#### DATASET RECORDS
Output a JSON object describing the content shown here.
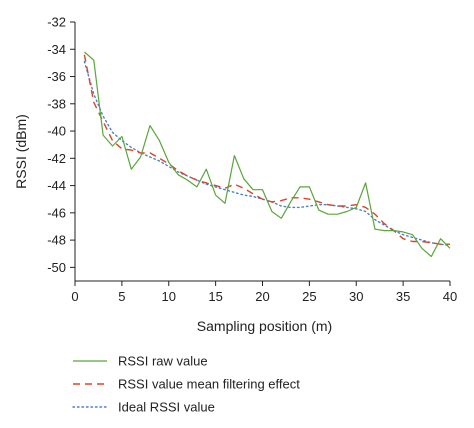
{
  "chart_data": {
    "type": "line",
    "xlabel": "Sampling position (m)",
    "ylabel": "RSSI (dBm)",
    "xlim": [
      0,
      40
    ],
    "ylim": [
      -51,
      -32
    ],
    "xticks": [
      0,
      5,
      10,
      15,
      20,
      25,
      30,
      35,
      40
    ],
    "yticks": [
      -32,
      -34,
      -36,
      -38,
      -40,
      -42,
      -44,
      -46,
      -48,
      -50
    ],
    "grid": false,
    "legend_position": "bottom",
    "series": [
      {
        "name": "RSSI raw value",
        "color": "#5aa53c",
        "style": "solid",
        "x": [
          1,
          2,
          3,
          4,
          5,
          6,
          7,
          8,
          9,
          10,
          11,
          12,
          13,
          14,
          15,
          16,
          17,
          18,
          19,
          20,
          21,
          22,
          23,
          24,
          25,
          26,
          27,
          28,
          29,
          30,
          31,
          32,
          33,
          34,
          35,
          36,
          37,
          38,
          39,
          40
        ],
        "y": [
          -34.2,
          -34.8,
          -40.3,
          -41.1,
          -40.4,
          -42.8,
          -41.9,
          -39.6,
          -40.7,
          -42.3,
          -43.2,
          -43.6,
          -44.1,
          -42.8,
          -44.7,
          -45.3,
          -41.8,
          -43.5,
          -44.3,
          -44.3,
          -45.9,
          -46.4,
          -45.2,
          -44.1,
          -44.1,
          -45.8,
          -46.1,
          -46.1,
          -45.9,
          -45.6,
          -43.8,
          -47.2,
          -47.3,
          -47.3,
          -47.4,
          -47.6,
          -48.6,
          -49.2,
          -47.9,
          -48.6
        ]
      },
      {
        "name": "RSSI value mean filtering effect",
        "color": "#d9452a",
        "style": "dashed",
        "x": [
          1,
          2,
          3,
          4,
          5,
          6,
          7,
          8,
          9,
          10,
          11,
          12,
          13,
          14,
          15,
          16,
          17,
          18,
          19,
          20,
          21,
          22,
          23,
          24,
          25,
          26,
          27,
          28,
          29,
          30,
          31,
          32,
          33,
          34,
          35,
          36,
          37,
          38,
          39,
          40
        ],
        "y": [
          -34.4,
          -37.9,
          -39.3,
          -40.7,
          -41.3,
          -41.4,
          -41.6,
          -41.6,
          -42.0,
          -42.4,
          -42.9,
          -43.3,
          -43.6,
          -43.8,
          -44.0,
          -44.2,
          -43.9,
          -44.2,
          -44.6,
          -45.0,
          -45.2,
          -45.1,
          -44.9,
          -44.9,
          -45.0,
          -45.2,
          -45.4,
          -45.5,
          -45.5,
          -45.4,
          -45.6,
          -46.1,
          -46.8,
          -47.3,
          -47.9,
          -48.1,
          -48.1,
          -48.2,
          -48.3,
          -48.3
        ]
      },
      {
        "name": "Ideal RSSI value",
        "color": "#4a7fc9",
        "style": "dotted",
        "x": [
          1,
          2,
          3,
          4,
          5,
          6,
          7,
          8,
          9,
          10,
          11,
          12,
          13,
          14,
          15,
          16,
          17,
          18,
          19,
          20,
          21,
          22,
          23,
          24,
          25,
          26,
          27,
          28,
          29,
          30,
          31,
          32,
          33,
          34,
          35,
          36,
          37,
          38,
          39,
          40
        ],
        "y": [
          -34.9,
          -37.3,
          -38.9,
          -40.1,
          -40.7,
          -41.2,
          -41.6,
          -41.9,
          -42.2,
          -42.6,
          -43.0,
          -43.3,
          -43.6,
          -43.9,
          -44.1,
          -44.3,
          -44.5,
          -44.7,
          -44.8,
          -45.0,
          -45.2,
          -45.5,
          -45.6,
          -45.6,
          -45.5,
          -45.4,
          -45.4,
          -45.5,
          -45.6,
          -45.7,
          -45.9,
          -46.5,
          -46.9,
          -47.3,
          -47.6,
          -47.8,
          -48.0,
          -48.2,
          -48.3,
          -48.4
        ]
      }
    ]
  }
}
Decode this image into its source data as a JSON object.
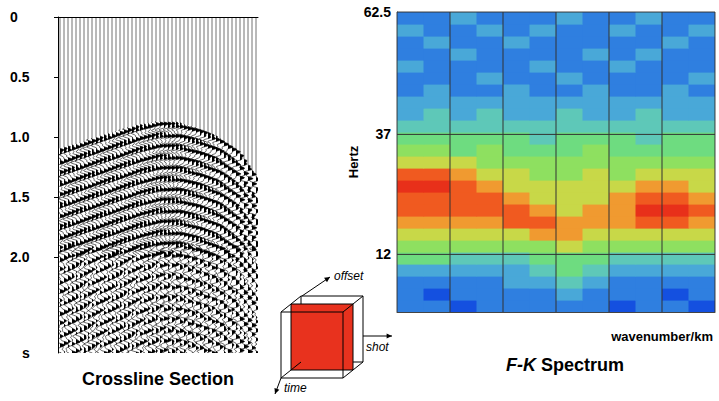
{
  "chart_data": [
    {
      "type": "wiggle",
      "title": "Crossline Section",
      "ylabel": "s",
      "xlim": [
        0,
        1
      ],
      "ylim": [
        0,
        2.8
      ],
      "yticks": [
        0,
        0.5,
        {
          "value": 1,
          "label": "1.0"
        },
        1.5,
        {
          "value": 2,
          "label": "2.0"
        }
      ],
      "x": [
        0,
        0.1,
        0.2,
        0.3,
        0.4,
        0.5,
        0.6,
        0.7,
        0.8,
        0.9,
        1.0
      ],
      "values": [
        1.1,
        1.05,
        1.0,
        0.95,
        0.9,
        0.87,
        0.88,
        0.93,
        1.0,
        1.12,
        1.35
      ],
      "tick_labels": "y",
      "annotations": [
        "offset",
        "shot",
        "time"
      ]
    },
    {
      "type": "heatmap",
      "title": "F-K Spectrum",
      "ylabel": "Hertz",
      "xlabel": "wavenumber/km",
      "xlim": [
        0,
        6
      ],
      "xticks": [
        0,
        1,
        2,
        3,
        4,
        5,
        6
      ],
      "ylim": [
        0,
        62.5
      ],
      "yticks": [
        12,
        37,
        62.5
      ],
      "grid": true,
      "tick_labels": "y",
      "zlim": [
        0,
        10
      ],
      "x": [
        0.25,
        0.75,
        1.25,
        1.75,
        2.25,
        2.75,
        3.25,
        3.75,
        4.25,
        4.75,
        5.25,
        5.75
      ],
      "y": [
        1.25,
        3.75,
        6.25,
        8.75,
        11.25,
        13.75,
        16.25,
        18.75,
        21.25,
        23.75,
        26.25,
        28.75,
        31.25,
        33.75,
        36.25,
        38.75,
        41.25,
        43.75,
        46.25,
        48.75,
        51.25,
        53.75,
        56.25,
        58.75,
        61.25
      ],
      "cells": [
        [
          2,
          2,
          1,
          2,
          2,
          2,
          2,
          2,
          1,
          2,
          2,
          1
        ],
        [
          2,
          1,
          2,
          2,
          2,
          2,
          3,
          2,
          2,
          2,
          1,
          2
        ],
        [
          2,
          2,
          2,
          2,
          3,
          3,
          4,
          3,
          2,
          2,
          2,
          2
        ],
        [
          3,
          3,
          3,
          3,
          3,
          4,
          5,
          4,
          3,
          3,
          3,
          3
        ],
        [
          5,
          5,
          4,
          4,
          4,
          5,
          5,
          5,
          4,
          4,
          4,
          4
        ],
        [
          6,
          6,
          6,
          6,
          6,
          6,
          7,
          6,
          6,
          6,
          6,
          6
        ],
        [
          7,
          7,
          7,
          7,
          7,
          8,
          8,
          7,
          7,
          7,
          7,
          7
        ],
        [
          8,
          8,
          8,
          8,
          9,
          9,
          8,
          8,
          8,
          9,
          9,
          8
        ],
        [
          9,
          9,
          9,
          9,
          9,
          8,
          7,
          8,
          8,
          10,
          10,
          9
        ],
        [
          9,
          9,
          9,
          9,
          8,
          7,
          7,
          7,
          8,
          9,
          9,
          8
        ],
        [
          10,
          10,
          9,
          8,
          7,
          7,
          7,
          7,
          7,
          8,
          8,
          7
        ],
        [
          9,
          9,
          8,
          7,
          7,
          6,
          6,
          7,
          6,
          7,
          7,
          7
        ],
        [
          7,
          7,
          7,
          6,
          6,
          6,
          6,
          6,
          6,
          6,
          6,
          6
        ],
        [
          6,
          6,
          5,
          6,
          5,
          5,
          5,
          6,
          5,
          5,
          5,
          5
        ],
        [
          5,
          5,
          5,
          5,
          5,
          4,
          5,
          5,
          5,
          4,
          5,
          5
        ],
        [
          4,
          4,
          4,
          4,
          4,
          4,
          4,
          4,
          4,
          4,
          4,
          4
        ],
        [
          3,
          4,
          3,
          4,
          3,
          3,
          4,
          3,
          3,
          4,
          3,
          3
        ],
        [
          3,
          3,
          3,
          3,
          3,
          3,
          3,
          3,
          3,
          3,
          3,
          3
        ],
        [
          2,
          3,
          2,
          2,
          3,
          2,
          2,
          3,
          2,
          2,
          3,
          2
        ],
        [
          2,
          2,
          2,
          3,
          2,
          2,
          3,
          2,
          2,
          2,
          2,
          3
        ],
        [
          3,
          2,
          2,
          2,
          2,
          3,
          2,
          2,
          3,
          2,
          2,
          2
        ],
        [
          2,
          2,
          3,
          2,
          2,
          2,
          2,
          3,
          2,
          3,
          2,
          2
        ],
        [
          2,
          3,
          2,
          2,
          3,
          2,
          2,
          2,
          2,
          2,
          3,
          2
        ],
        [
          3,
          2,
          2,
          3,
          2,
          3,
          2,
          2,
          3,
          2,
          2,
          3
        ],
        [
          2,
          2,
          3,
          2,
          2,
          2,
          3,
          2,
          2,
          3,
          2,
          2
        ]
      ]
    }
  ]
}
########
_THE EXERCISE_
Where a line of the material above holds the string "name", copy that line.

_SOLUTION_
        "name": "RSSI raw value",
        "name": "RSSI value mean filtering effect",
        "name": "Ideal RSSI value",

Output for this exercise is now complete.